=== TASK GOAL ===
Exact repetition is required: output every record in full.
-- Begin RECORDS PROVIDED --
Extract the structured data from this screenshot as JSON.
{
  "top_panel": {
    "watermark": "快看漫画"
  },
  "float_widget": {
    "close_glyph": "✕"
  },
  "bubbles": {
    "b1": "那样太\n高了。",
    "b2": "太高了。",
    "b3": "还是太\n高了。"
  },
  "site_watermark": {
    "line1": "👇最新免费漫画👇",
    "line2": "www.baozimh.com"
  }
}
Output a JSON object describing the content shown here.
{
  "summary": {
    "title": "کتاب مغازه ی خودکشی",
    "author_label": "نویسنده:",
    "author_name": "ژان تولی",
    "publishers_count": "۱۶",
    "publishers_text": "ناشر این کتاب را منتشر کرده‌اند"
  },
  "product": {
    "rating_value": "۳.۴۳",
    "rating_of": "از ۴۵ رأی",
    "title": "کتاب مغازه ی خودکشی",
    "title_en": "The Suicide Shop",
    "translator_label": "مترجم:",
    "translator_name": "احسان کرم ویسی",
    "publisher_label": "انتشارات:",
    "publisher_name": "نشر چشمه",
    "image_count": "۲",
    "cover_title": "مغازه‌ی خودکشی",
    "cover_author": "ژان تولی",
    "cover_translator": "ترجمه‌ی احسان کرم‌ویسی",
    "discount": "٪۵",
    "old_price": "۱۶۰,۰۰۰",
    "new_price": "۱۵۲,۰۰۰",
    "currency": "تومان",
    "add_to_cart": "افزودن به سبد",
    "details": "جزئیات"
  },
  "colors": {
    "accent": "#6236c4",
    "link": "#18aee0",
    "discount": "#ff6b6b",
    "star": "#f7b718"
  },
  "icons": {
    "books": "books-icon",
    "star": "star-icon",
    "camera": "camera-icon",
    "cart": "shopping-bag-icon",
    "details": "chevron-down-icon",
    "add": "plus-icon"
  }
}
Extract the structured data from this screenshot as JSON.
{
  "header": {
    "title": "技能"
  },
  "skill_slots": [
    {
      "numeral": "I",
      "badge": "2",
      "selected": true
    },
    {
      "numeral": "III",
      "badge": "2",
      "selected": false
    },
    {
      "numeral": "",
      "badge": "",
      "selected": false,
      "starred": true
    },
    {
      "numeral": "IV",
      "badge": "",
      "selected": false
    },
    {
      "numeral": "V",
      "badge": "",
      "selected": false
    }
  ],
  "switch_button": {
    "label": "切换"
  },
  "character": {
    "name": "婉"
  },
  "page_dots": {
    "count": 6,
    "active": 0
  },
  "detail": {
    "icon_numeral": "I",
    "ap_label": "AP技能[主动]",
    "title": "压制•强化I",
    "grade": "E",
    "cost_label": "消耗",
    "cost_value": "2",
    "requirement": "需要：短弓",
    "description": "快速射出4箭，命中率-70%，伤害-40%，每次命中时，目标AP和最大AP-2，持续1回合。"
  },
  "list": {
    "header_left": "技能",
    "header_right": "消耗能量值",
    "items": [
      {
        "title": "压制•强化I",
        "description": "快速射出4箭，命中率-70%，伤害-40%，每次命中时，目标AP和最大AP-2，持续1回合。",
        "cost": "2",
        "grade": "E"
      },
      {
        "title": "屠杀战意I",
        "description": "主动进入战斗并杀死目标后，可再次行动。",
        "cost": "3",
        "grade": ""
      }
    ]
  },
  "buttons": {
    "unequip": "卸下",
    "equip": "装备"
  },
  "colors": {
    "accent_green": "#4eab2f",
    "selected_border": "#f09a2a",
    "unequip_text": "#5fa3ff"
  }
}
-- End RECORDS PROVIDED --
=== EXERCISE ANSWER ===
Extract the structured data from this screenshot as JSON.
{
  "top_panel": {
    "watermark": "快看漫画"
  },
  "float_widget": {
    "close_glyph": "✕"
  },
  "bubbles": {
    "b1": "那样太\n高了。",
    "b2": "太高了。",
    "b3": "还是太\n高了。"
  },
  "site_watermark": {
    "line1": "👇最新免费漫画👇",
    "line2": "www.baozimh.com"
  }
}
Output a JSON object describing the content shown here.
{
  "summary": {
    "title": "کتاب مغازه ی خودکشی",
    "author_label": "نویسنده:",
    "author_name": "ژان تولی",
    "publishers_count": "۱۶",
    "publishers_text": "ناشر این کتاب را منتشر کرده‌اند"
  },
  "product": {
    "rating_value": "۳.۴۳",
    "rating_of": "از ۴۵ رأی",
    "title": "کتاب مغازه ی خودکشی",
    "title_en": "The Suicide Shop",
    "translator_label": "مترجم:",
    "translator_name": "احسان کرم ویسی",
    "publisher_label": "انتشارات:",
    "publisher_name": "نشر چشمه",
    "image_count": "۲",
    "cover_title": "مغازه‌ی خودکشی",
    "cover_author": "ژان تولی",
    "cover_translator": "ترجمه‌ی احسان کرم‌ویسی",
    "discount": "٪۵",
    "old_price": "۱۶۰,۰۰۰",
    "new_price": "۱۵۲,۰۰۰",
    "currency": "تومان",
    "add_to_cart": "افزودن به سبد",
    "details": "جزئیات"
  },
  "colors": {
    "accent": "#6236c4",
    "link": "#18aee0",
    "discount": "#ff6b6b",
    "star": "#f7b718"
  },
  "icons": {
    "books": "books-icon",
    "star": "star-icon",
    "camera": "camera-icon",
    "cart": "shopping-bag-icon",
    "details": "chevron-down-icon",
    "add": "plus-icon"
  }
}
Extract the structured data from this screenshot as JSON.
{
  "header": {
    "title": "技能"
  },
  "skill_slots": [
    {
      "numeral": "I",
      "badge": "2",
      "selected": true
    },
    {
      "numeral": "III",
      "badge": "2",
      "selected": false
    },
    {
      "numeral": "",
      "badge": "",
      "selected": false,
      "starred": true
    },
    {
      "numeral": "IV",
      "badge": "",
      "selected": false
    },
    {
      "numeral": "V",
      "badge": "",
      "selected": false
    }
  ],
  "switch_button": {
    "label": "切换"
  },
  "character": {
    "name": "婉"
  },
  "page_dots": {
    "count": 6,
    "active": 0
  },
  "detail": {
    "icon_numeral": "I",
    "ap_label": "AP技能[主动]",
    "title": "压制•强化I",
    "grade": "E",
    "cost_label": "消耗",
    "cost_value": "2",
    "requirement": "需要：短弓",
    "description": "快速射出4箭，命中率-70%，伤害-40%，每次命中时，目标AP和最大AP-2，持续1回合。"
  },
  "list": {
    "header_left": "技能",
    "header_right": "消耗能量值",
    "items": [
      {
        "title": "压制•强化I",
        "description": "快速射出4箭，命中率-70%，伤害-40%，每次命中时，目标AP和最大AP-2，持续1回合。",
        "cost": "2",
        "grade": "E"
      },
      {
        "title": "屠杀战意I",
        "description": "主动进入战斗并杀死目标后，可再次行动。",
        "cost": "3",
        "grade": ""
      }
    ]
  },
  "buttons": {
    "unequip": "卸下",
    "equip": "装备"
  },
  "colors": {
    "accent_green": "#4eab2f",
    "selected_border": "#f09a2a",
    "unequip_text": "#5fa3ff"
  }
}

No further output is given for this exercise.